* BEGIN *

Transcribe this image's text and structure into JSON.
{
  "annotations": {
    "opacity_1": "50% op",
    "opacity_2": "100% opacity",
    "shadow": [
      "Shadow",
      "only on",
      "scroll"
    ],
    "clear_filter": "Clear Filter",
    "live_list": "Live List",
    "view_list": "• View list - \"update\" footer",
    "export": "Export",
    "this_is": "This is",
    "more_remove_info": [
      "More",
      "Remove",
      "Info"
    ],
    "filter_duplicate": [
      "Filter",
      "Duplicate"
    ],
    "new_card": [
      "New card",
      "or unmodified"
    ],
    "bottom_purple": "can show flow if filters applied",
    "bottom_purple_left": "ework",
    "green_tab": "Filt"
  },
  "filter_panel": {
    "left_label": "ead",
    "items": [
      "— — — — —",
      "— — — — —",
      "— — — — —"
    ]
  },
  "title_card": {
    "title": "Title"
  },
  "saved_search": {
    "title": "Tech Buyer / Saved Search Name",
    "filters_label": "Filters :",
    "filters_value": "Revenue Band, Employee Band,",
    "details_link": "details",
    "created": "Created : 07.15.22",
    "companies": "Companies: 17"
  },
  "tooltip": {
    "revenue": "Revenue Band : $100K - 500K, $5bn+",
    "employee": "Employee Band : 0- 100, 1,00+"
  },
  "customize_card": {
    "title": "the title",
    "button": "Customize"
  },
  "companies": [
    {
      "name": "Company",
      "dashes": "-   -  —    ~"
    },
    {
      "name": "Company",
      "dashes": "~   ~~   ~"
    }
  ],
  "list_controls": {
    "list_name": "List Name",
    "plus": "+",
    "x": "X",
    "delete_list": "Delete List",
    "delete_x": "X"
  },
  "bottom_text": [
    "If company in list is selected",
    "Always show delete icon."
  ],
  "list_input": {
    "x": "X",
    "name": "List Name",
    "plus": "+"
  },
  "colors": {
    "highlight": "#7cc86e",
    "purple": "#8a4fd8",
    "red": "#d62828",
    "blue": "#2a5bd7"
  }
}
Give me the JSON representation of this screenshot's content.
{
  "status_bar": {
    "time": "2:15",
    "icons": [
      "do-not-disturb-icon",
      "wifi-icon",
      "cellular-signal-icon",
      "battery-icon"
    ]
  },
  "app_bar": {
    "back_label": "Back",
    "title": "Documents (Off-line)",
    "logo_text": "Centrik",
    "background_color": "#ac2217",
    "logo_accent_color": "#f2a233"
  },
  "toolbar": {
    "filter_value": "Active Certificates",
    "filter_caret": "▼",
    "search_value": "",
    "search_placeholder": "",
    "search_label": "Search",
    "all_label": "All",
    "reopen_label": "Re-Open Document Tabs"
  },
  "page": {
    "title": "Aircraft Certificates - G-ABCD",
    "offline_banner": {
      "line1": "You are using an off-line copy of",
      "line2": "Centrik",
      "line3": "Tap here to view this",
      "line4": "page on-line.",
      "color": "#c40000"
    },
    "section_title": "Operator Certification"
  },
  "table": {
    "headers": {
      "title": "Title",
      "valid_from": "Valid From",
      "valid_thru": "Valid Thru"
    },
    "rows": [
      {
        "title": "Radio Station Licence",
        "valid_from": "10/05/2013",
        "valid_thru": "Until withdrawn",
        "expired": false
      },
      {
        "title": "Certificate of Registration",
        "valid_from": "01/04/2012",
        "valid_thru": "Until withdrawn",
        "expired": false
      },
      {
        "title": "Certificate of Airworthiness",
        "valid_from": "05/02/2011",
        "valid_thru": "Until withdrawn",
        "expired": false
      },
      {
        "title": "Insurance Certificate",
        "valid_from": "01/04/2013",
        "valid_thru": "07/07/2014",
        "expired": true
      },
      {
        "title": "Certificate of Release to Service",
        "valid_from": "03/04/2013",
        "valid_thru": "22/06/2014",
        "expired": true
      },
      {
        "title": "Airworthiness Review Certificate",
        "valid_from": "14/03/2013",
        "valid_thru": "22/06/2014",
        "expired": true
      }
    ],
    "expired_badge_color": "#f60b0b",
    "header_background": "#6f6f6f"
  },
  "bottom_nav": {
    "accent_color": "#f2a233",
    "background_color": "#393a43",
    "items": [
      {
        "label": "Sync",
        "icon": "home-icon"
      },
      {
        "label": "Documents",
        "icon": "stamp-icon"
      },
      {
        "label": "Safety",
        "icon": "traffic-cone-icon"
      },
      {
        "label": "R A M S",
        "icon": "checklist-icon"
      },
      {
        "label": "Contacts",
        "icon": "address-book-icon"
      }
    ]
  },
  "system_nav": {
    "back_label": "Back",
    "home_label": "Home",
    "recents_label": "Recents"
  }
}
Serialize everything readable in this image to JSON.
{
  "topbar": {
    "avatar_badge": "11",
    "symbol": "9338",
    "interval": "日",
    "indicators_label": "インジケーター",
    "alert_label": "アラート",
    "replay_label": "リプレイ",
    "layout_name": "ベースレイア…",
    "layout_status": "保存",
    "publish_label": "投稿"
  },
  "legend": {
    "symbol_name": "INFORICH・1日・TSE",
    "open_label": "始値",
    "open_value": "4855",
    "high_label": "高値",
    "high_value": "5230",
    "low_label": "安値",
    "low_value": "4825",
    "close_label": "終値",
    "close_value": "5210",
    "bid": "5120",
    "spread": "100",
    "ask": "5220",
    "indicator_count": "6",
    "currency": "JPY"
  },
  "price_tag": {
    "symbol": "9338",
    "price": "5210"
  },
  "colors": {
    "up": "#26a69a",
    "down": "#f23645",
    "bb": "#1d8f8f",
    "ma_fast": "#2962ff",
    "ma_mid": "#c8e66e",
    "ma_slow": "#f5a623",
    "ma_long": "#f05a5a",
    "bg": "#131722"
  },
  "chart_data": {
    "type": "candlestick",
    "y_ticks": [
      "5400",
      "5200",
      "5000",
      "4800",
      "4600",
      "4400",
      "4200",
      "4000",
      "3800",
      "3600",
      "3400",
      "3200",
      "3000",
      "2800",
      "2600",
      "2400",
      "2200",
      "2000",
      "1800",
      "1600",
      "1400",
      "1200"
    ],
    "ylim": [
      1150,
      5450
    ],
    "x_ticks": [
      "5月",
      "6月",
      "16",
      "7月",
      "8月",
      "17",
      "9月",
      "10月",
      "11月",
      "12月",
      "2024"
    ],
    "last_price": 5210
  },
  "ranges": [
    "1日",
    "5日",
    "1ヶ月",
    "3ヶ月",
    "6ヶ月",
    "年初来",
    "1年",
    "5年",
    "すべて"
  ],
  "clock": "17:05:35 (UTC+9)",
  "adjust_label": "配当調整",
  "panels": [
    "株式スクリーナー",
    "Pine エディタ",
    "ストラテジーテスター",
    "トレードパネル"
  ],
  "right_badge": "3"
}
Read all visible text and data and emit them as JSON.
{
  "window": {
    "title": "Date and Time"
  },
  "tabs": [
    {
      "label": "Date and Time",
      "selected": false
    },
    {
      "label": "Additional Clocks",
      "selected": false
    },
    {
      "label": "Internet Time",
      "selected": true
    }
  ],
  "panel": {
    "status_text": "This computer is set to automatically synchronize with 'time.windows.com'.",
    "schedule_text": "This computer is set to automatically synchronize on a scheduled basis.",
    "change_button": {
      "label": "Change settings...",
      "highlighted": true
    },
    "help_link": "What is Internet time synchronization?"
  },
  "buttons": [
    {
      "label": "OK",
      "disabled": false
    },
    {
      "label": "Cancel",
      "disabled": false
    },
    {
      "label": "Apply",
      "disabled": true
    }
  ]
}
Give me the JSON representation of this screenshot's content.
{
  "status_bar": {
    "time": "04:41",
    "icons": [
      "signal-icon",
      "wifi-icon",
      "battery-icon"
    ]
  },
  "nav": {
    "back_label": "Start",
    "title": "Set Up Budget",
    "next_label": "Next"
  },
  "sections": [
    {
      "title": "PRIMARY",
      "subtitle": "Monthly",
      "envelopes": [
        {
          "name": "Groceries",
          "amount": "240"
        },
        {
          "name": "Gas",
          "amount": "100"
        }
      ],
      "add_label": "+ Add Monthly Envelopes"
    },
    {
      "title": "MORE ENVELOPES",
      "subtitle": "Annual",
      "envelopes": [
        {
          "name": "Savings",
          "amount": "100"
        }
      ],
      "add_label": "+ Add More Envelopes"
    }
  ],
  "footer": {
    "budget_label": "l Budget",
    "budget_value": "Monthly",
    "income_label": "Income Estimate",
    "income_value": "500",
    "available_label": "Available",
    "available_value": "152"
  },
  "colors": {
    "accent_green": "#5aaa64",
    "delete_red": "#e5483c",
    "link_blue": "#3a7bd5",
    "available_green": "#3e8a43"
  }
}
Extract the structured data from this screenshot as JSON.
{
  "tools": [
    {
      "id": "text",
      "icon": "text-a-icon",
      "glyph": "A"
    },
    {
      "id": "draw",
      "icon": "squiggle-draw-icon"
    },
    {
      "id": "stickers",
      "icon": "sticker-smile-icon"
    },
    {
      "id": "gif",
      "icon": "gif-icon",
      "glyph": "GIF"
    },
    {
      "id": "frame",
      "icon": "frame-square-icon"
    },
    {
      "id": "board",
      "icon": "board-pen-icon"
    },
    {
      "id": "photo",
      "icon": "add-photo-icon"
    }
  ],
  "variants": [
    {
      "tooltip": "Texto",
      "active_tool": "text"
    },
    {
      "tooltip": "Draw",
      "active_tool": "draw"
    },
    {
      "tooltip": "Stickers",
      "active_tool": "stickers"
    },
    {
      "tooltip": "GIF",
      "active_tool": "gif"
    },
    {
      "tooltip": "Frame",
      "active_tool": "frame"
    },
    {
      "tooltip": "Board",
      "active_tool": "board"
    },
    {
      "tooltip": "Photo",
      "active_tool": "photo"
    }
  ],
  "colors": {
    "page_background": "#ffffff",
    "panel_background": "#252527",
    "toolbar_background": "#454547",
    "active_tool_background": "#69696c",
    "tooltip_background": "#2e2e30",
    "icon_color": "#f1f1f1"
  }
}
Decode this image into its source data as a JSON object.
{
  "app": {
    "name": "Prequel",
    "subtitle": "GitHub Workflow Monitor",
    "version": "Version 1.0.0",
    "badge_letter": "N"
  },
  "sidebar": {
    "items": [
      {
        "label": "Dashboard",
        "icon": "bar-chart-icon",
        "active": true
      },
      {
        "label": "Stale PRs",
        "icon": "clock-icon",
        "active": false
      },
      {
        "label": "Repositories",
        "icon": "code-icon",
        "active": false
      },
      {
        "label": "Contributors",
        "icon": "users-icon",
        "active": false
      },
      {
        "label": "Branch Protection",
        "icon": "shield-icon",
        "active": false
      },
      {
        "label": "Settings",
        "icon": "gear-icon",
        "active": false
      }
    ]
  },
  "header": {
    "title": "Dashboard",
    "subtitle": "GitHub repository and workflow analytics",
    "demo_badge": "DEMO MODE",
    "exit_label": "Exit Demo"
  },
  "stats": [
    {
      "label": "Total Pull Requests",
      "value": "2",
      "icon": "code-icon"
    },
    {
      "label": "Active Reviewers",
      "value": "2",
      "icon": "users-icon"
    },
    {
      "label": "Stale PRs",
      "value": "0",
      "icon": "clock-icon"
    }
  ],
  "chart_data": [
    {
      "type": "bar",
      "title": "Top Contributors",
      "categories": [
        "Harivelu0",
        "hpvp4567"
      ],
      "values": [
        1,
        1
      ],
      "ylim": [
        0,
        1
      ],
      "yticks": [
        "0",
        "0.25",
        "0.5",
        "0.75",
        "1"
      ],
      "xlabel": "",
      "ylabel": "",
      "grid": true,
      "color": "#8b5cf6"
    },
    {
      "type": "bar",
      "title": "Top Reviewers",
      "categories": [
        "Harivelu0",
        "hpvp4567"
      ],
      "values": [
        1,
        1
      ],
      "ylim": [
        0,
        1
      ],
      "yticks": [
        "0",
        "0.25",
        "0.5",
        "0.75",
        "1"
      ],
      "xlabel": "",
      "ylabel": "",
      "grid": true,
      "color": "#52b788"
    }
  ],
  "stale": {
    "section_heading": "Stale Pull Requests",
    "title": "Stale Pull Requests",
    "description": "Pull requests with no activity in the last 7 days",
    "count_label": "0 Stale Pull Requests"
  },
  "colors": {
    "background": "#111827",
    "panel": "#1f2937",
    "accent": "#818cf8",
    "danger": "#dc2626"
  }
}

* END *

[PROBLEM STATEMENT] Give only the number of lines in the material above that hold the word "Band".

[RESULT] 3